▸ CHALLENGE
Extract every record, exactly as written, and ignore the pictures.

---- DATA TO PROCESS

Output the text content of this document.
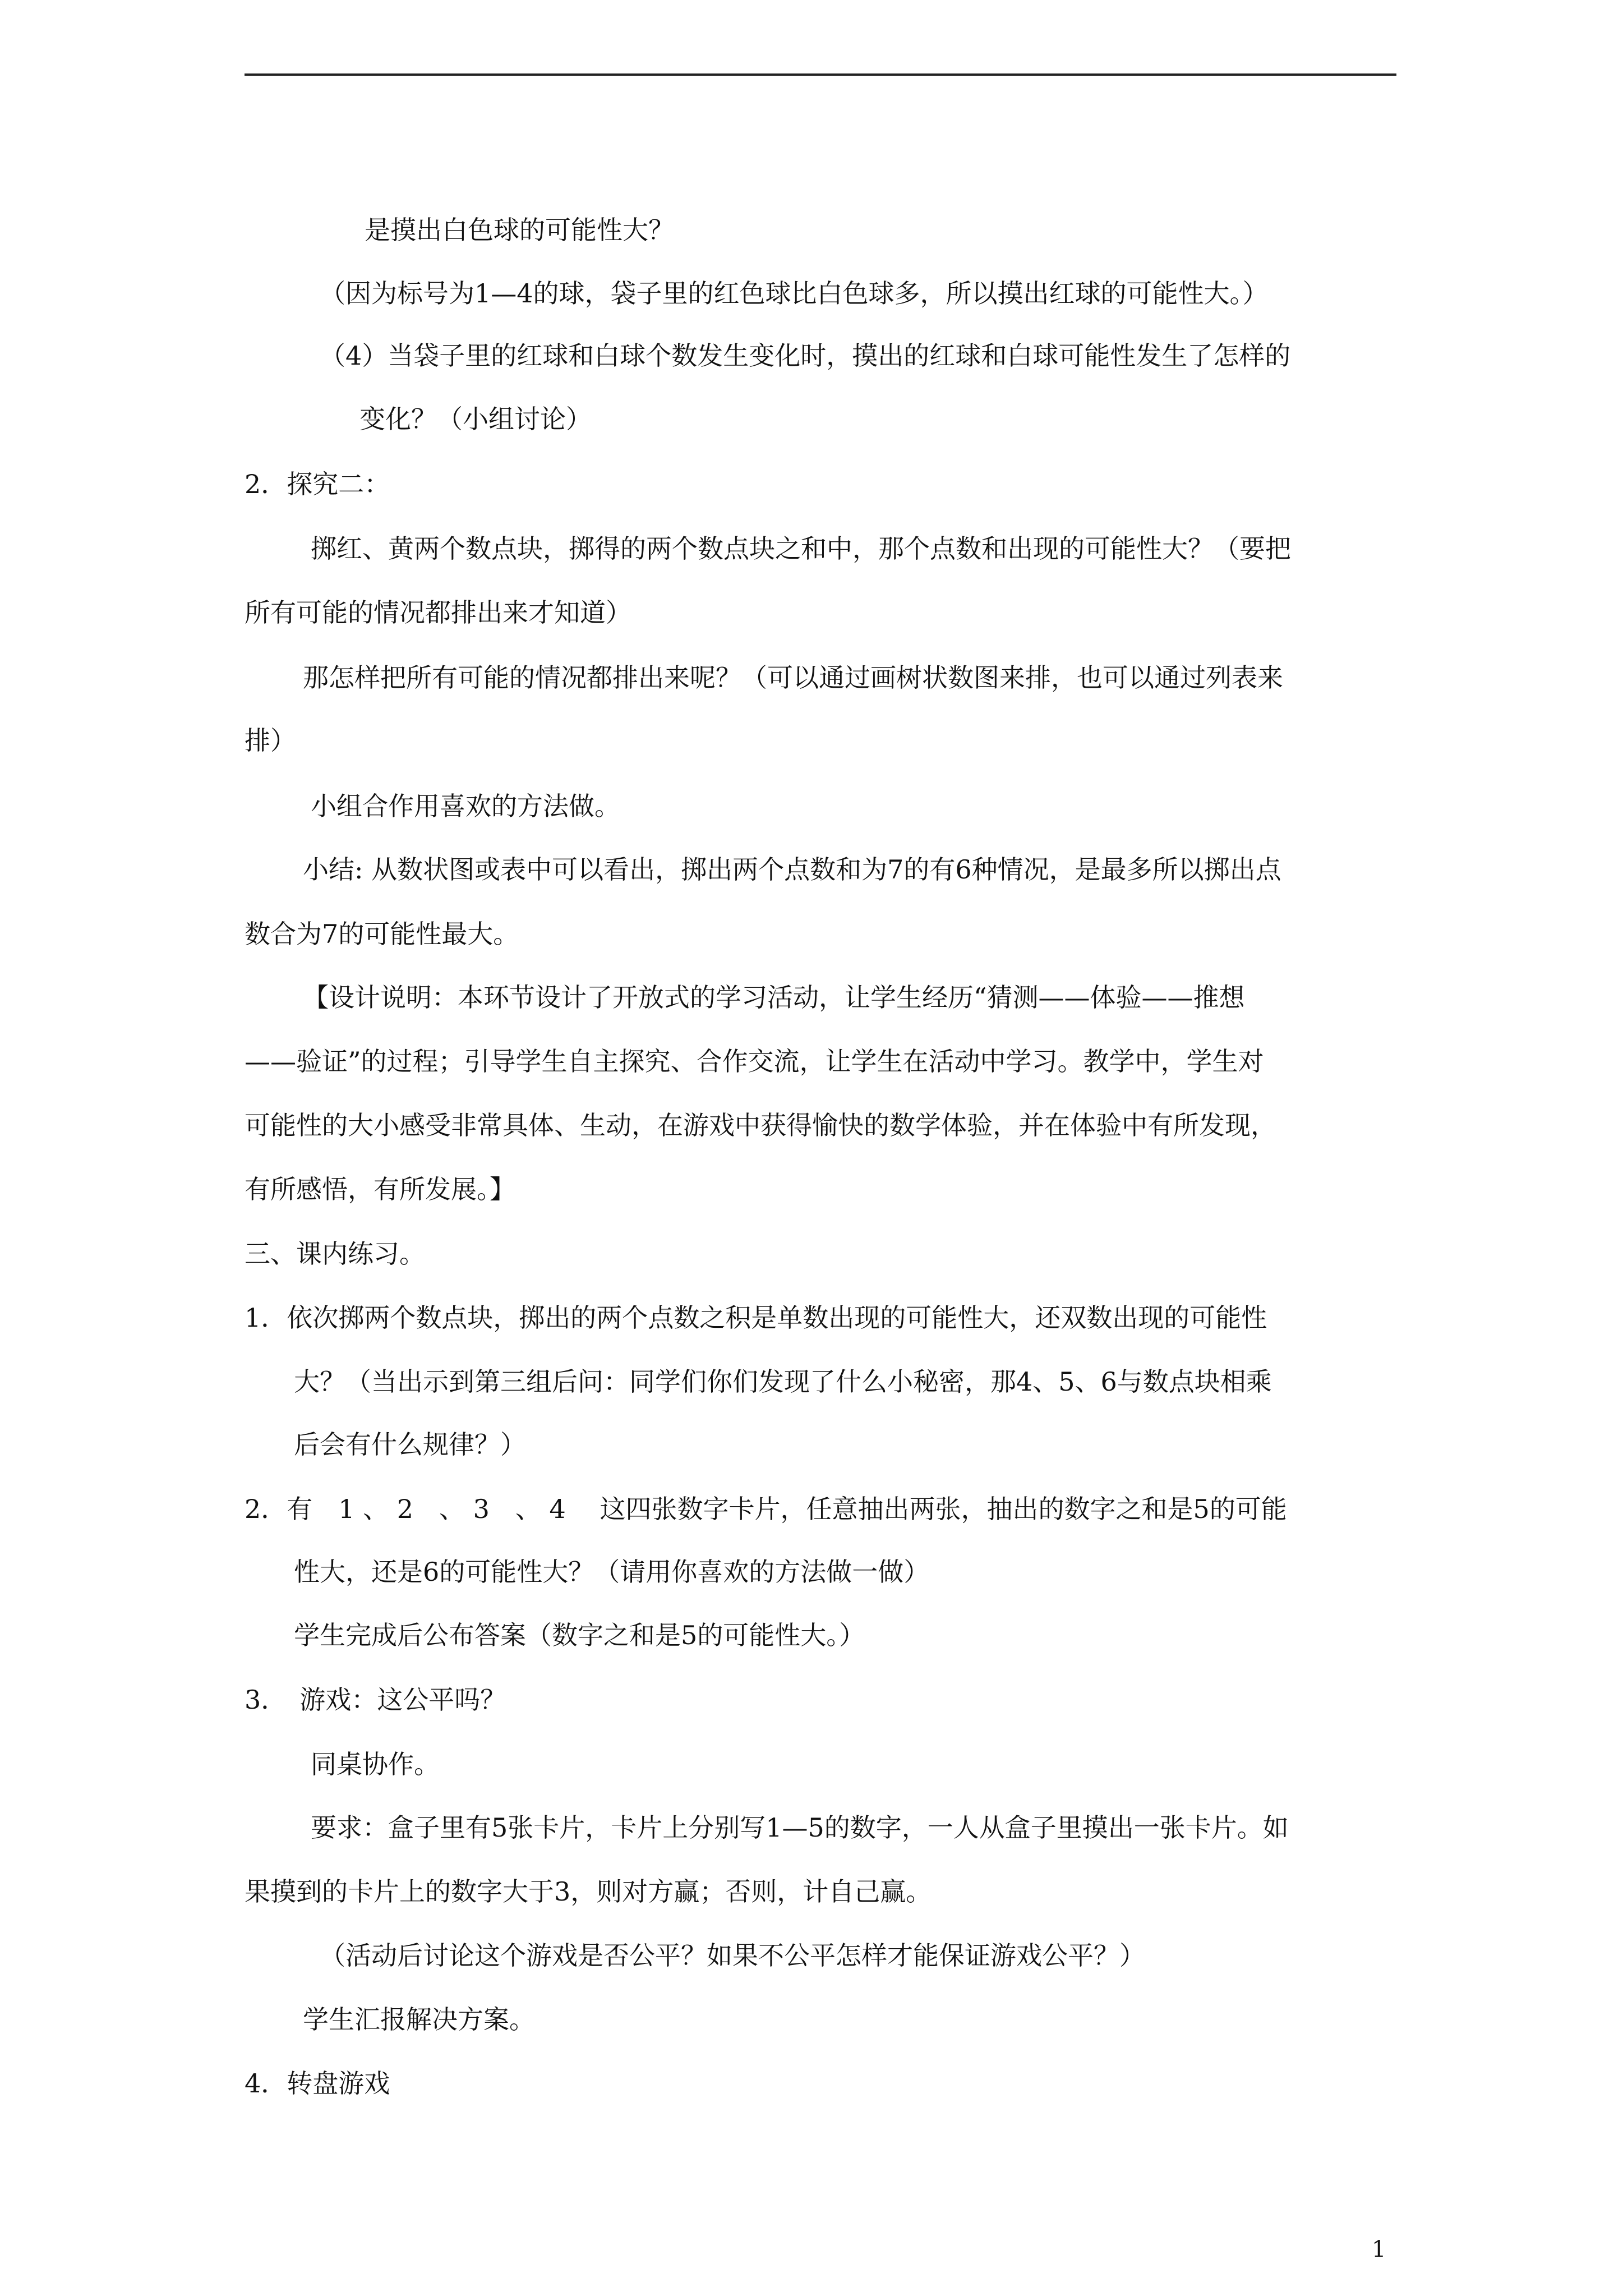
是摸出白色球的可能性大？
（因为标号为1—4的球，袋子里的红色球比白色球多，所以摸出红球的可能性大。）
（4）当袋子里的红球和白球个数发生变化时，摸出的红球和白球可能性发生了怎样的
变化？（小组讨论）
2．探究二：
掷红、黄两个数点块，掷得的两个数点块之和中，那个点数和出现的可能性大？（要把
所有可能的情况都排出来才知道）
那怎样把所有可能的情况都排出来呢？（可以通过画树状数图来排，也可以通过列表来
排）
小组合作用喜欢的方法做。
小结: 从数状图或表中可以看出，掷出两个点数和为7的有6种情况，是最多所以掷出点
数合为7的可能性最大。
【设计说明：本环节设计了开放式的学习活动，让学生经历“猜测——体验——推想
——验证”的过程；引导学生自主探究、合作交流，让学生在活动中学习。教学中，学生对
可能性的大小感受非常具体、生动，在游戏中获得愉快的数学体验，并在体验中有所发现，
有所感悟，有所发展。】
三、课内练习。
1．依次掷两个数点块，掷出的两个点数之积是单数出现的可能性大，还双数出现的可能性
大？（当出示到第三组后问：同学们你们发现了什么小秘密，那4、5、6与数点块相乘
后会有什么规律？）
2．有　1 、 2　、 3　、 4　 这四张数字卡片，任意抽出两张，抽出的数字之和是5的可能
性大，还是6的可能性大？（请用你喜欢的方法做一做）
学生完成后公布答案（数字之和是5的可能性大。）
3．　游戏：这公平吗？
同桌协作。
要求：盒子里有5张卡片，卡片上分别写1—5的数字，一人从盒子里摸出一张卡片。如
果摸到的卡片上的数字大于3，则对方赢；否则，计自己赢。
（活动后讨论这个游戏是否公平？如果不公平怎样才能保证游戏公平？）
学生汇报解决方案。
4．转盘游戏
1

--------

▸ RIGHT ANSWER
Output the text content of this document.
是摸出白色球的可能性大？
（因为标号为1—4的球，袋子里的红色球比白色球多，所以摸出红球的可能性大。）
（4）当袋子里的红球和白球个数发生变化时，摸出的红球和白球可能性发生了怎样的
变化？（小组讨论）
2．探究二：
掷红、黄两个数点块，掷得的两个数点块之和中，那个点数和出现的可能性大？（要把
所有可能的情况都排出来才知道）
那怎样把所有可能的情况都排出来呢？（可以通过画树状数图来排，也可以通过列表来
排）
小组合作用喜欢的方法做。
小结: 从数状图或表中可以看出，掷出两个点数和为7的有6种情况，是最多所以掷出点
数合为7的可能性最大。
【设计说明：本环节设计了开放式的学习活动，让学生经历“猜测——体验——推想
——验证”的过程；引导学生自主探究、合作交流，让学生在活动中学习。教学中，学生对
可能性的大小感受非常具体、生动，在游戏中获得愉快的数学体验，并在体验中有所发现，
有所感悟，有所发展。】
三、课内练习。
1．依次掷两个数点块，掷出的两个点数之积是单数出现的可能性大，还双数出现的可能性
大？（当出示到第三组后问：同学们你们发现了什么小秘密，那4、5、6与数点块相乘
后会有什么规律？）
2．有　1 、 2　、 3　、 4　 这四张数字卡片，任意抽出两张，抽出的数字之和是5的可能
性大，还是6的可能性大？（请用你喜欢的方法做一做）
学生完成后公布答案（数字之和是5的可能性大。）
3．　游戏：这公平吗？
同桌协作。
要求：盒子里有5张卡片，卡片上分别写1—5的数字，一人从盒子里摸出一张卡片。如
果摸到的卡片上的数字大于3，则对方赢；否则，计自己赢。
（活动后讨论这个游戏是否公平？如果不公平怎样才能保证游戏公平？）
学生汇报解决方案。
4．转盘游戏
1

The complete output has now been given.